▸ Task brief: Return all lines with the word "Members" in them.

------ Raw data ------

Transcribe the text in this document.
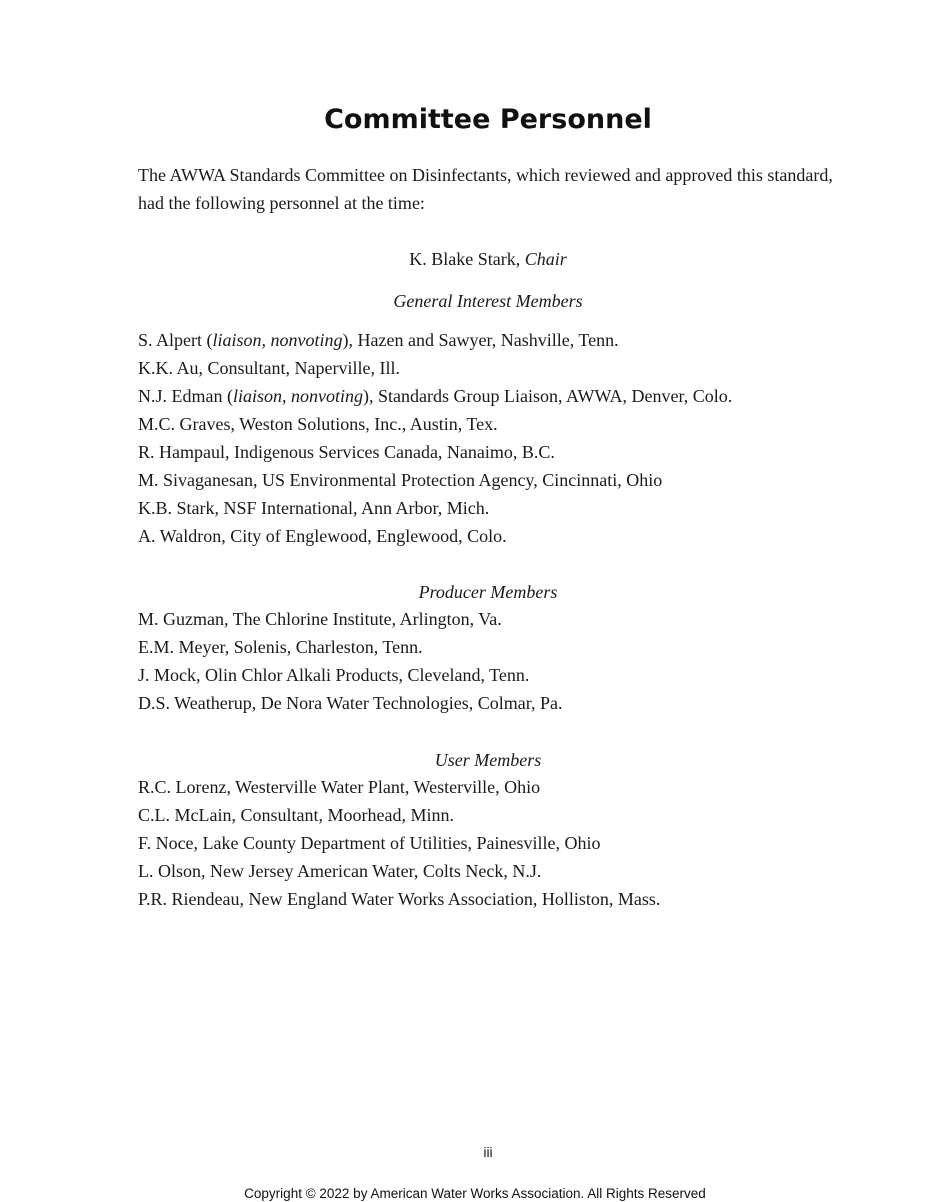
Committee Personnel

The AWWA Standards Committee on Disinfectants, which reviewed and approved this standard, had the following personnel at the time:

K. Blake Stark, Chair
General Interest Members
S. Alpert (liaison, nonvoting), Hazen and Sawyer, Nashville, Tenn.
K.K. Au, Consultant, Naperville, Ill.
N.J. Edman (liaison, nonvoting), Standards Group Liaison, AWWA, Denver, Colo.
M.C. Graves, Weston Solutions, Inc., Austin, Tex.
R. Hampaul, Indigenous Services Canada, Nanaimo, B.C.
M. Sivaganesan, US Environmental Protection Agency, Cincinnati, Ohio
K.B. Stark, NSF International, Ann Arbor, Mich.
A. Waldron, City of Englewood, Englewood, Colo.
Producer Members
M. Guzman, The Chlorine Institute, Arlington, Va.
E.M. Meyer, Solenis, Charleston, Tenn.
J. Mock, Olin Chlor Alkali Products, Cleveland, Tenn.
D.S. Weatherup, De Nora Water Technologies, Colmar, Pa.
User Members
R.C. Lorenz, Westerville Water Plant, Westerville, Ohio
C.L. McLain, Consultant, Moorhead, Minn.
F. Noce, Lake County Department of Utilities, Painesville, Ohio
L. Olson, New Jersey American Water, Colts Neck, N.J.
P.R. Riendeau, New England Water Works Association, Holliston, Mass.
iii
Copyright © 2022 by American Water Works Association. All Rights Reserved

------
------ Raw data ------

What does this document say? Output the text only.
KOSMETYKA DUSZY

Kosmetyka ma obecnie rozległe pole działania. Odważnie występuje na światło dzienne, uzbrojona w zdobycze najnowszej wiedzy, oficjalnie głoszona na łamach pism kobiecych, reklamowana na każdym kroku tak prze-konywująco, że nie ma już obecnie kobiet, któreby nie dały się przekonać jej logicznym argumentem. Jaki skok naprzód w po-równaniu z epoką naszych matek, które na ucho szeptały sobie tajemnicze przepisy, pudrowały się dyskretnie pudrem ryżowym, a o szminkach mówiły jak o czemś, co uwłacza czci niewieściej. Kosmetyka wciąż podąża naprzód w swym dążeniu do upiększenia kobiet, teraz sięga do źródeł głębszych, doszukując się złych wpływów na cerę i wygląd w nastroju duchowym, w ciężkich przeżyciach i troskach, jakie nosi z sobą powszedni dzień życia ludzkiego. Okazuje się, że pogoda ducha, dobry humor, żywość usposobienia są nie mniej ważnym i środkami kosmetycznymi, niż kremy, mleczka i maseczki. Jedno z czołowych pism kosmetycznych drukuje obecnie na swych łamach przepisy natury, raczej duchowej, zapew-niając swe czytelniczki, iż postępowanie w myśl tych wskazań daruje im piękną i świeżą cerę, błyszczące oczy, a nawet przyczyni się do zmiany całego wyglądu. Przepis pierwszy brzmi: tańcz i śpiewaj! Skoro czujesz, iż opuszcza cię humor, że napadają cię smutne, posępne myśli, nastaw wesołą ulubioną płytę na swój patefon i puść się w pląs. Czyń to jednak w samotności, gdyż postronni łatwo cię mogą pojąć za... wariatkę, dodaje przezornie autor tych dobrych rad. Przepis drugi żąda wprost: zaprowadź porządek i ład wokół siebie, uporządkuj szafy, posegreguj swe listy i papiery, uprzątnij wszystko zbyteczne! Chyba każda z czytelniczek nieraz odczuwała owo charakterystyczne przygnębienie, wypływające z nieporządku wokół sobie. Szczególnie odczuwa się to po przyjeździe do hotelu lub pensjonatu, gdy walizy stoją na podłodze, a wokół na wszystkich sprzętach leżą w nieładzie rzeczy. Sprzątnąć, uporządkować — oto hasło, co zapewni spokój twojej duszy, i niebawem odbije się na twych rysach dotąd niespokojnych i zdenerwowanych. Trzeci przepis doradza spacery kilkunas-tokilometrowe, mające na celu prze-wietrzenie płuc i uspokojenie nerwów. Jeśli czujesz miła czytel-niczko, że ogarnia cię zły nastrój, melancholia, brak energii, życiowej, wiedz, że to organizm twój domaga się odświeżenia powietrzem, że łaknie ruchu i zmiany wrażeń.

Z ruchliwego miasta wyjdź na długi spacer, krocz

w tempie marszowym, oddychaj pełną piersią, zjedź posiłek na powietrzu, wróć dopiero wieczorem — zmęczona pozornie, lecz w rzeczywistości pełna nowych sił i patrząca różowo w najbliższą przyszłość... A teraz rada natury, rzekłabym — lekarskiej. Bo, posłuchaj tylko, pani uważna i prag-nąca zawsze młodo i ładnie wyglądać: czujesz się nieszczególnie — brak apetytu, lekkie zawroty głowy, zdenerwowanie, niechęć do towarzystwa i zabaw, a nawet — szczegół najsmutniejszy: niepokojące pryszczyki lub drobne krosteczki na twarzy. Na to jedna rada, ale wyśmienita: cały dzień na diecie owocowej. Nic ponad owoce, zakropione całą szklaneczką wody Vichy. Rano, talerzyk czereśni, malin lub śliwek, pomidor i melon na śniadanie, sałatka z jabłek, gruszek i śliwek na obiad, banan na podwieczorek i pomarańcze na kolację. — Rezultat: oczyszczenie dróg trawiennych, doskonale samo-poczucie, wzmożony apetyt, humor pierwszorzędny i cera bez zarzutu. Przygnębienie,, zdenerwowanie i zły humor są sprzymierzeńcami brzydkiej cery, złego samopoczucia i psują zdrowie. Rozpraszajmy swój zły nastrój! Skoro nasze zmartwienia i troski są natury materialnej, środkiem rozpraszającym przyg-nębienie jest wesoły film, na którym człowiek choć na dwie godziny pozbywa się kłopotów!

------

▸ Final result:
General Interest Members
Producer Members
User Members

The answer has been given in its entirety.